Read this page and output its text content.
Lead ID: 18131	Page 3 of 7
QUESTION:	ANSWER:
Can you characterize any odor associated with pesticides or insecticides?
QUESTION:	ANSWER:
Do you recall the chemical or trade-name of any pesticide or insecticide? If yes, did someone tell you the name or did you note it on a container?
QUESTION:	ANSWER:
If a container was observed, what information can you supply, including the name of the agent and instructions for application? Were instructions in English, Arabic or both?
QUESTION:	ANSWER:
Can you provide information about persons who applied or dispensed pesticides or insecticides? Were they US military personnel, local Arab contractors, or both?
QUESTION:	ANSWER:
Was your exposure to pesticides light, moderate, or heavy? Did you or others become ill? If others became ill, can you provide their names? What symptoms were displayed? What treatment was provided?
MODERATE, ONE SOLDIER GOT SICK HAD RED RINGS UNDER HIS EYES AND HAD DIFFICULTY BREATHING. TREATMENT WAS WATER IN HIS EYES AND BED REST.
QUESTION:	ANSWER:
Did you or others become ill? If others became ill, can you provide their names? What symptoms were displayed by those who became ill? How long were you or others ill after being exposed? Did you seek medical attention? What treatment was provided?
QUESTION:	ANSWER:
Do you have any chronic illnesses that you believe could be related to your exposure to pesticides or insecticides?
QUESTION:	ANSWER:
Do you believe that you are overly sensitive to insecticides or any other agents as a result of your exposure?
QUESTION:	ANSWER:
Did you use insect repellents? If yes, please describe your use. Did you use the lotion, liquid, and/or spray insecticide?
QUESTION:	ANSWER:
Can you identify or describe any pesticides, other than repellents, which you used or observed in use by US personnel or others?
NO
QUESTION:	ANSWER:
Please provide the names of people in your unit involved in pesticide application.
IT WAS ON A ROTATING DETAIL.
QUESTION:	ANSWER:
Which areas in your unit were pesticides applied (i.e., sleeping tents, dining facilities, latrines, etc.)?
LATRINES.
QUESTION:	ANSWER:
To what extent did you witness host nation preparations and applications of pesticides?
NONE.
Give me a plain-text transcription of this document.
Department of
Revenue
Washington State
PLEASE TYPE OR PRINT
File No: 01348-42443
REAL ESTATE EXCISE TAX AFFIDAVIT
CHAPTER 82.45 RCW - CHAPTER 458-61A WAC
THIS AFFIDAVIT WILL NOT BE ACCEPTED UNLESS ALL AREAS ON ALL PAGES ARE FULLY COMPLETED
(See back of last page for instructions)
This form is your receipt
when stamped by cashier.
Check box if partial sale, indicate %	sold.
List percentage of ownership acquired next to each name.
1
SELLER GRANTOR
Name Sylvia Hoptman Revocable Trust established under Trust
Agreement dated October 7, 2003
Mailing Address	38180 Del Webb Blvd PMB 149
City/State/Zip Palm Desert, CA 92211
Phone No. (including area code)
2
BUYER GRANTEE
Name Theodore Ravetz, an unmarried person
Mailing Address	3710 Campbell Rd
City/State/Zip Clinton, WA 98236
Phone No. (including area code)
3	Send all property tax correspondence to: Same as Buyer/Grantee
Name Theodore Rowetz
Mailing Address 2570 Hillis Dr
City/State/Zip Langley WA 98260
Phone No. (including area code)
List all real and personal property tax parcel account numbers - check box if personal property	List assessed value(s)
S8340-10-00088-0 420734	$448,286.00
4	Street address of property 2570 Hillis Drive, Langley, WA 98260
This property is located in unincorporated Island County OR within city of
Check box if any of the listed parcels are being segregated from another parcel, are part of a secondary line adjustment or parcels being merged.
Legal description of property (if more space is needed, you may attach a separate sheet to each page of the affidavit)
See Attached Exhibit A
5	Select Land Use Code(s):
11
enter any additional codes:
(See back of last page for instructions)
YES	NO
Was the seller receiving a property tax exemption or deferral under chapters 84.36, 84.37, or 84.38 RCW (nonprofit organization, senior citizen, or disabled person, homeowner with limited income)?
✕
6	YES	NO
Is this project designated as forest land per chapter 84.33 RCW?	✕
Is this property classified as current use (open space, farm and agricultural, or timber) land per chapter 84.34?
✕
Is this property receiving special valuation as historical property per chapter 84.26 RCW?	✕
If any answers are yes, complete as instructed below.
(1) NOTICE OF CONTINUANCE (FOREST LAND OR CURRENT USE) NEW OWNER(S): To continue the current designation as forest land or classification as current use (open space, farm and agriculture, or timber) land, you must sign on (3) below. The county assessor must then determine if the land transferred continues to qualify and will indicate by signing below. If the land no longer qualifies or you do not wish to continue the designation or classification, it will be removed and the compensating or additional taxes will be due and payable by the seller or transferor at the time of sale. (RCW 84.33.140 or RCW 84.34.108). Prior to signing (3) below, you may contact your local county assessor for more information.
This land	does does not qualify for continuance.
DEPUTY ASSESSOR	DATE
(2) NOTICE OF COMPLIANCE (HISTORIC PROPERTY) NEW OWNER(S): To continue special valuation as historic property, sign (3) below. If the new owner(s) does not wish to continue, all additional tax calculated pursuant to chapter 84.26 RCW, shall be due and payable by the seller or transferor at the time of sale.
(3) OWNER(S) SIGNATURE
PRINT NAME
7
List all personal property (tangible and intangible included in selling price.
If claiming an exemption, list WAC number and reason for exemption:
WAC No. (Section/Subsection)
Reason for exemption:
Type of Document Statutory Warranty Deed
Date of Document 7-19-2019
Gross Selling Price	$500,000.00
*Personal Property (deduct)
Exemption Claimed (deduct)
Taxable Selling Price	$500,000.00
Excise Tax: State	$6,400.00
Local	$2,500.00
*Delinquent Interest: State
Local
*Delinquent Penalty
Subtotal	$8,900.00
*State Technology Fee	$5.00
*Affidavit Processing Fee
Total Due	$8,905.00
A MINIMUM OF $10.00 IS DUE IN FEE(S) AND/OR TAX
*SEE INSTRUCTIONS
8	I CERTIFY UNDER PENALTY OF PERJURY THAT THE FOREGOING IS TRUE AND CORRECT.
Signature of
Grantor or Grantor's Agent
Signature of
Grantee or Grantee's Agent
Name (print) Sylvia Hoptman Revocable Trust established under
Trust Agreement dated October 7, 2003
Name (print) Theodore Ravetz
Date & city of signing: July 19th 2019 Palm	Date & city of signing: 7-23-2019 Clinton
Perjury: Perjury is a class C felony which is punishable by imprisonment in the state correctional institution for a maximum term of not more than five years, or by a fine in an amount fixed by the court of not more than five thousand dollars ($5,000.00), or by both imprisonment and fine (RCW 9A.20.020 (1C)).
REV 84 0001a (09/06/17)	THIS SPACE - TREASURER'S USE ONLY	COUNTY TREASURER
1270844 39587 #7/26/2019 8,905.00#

...

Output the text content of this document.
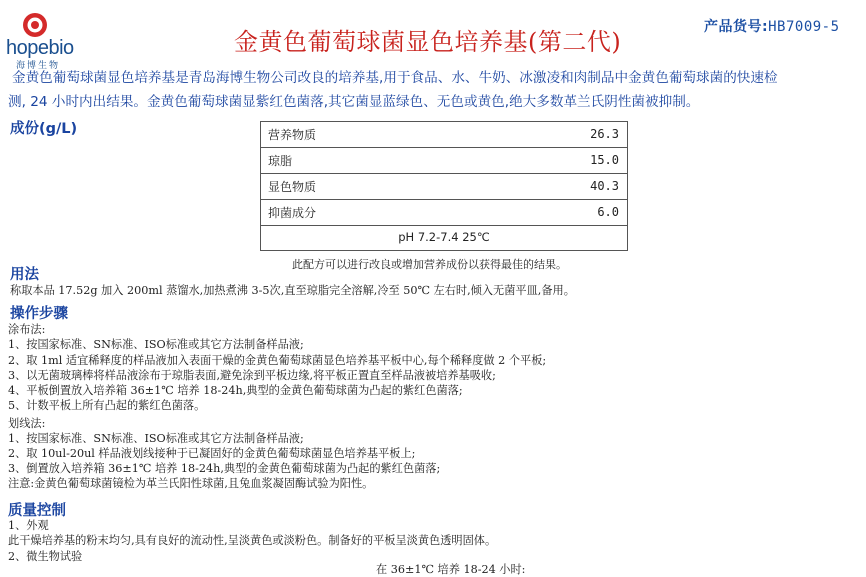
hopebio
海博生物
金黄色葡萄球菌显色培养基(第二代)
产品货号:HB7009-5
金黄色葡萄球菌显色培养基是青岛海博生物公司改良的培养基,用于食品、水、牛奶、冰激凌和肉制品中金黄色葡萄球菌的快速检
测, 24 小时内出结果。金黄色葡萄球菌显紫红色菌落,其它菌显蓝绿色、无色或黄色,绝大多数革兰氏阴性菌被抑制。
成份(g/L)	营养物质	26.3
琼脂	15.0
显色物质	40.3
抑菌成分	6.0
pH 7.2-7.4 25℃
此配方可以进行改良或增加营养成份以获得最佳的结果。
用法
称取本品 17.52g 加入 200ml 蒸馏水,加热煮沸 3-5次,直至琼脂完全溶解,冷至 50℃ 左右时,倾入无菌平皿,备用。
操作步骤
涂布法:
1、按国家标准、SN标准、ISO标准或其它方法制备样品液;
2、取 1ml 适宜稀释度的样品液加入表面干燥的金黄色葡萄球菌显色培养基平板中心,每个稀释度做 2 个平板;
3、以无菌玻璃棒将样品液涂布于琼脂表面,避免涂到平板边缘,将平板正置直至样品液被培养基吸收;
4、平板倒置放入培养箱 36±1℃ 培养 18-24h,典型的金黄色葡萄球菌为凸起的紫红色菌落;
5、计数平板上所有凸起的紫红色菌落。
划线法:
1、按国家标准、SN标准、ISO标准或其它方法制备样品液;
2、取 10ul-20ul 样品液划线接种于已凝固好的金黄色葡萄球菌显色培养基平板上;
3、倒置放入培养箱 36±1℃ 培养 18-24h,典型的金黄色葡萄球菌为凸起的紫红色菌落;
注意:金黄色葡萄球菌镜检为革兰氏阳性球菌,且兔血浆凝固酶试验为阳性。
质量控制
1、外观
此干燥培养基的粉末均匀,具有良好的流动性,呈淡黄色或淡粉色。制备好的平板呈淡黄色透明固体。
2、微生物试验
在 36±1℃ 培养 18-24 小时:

> **Challenge**:
Lines from the records above that hold "Hillis" are the ones to list.

> **Final answer**:
Mailing Address 2570 Hillis Dr
4	Street address of property 2570 Hillis Drive, Langley, WA 98260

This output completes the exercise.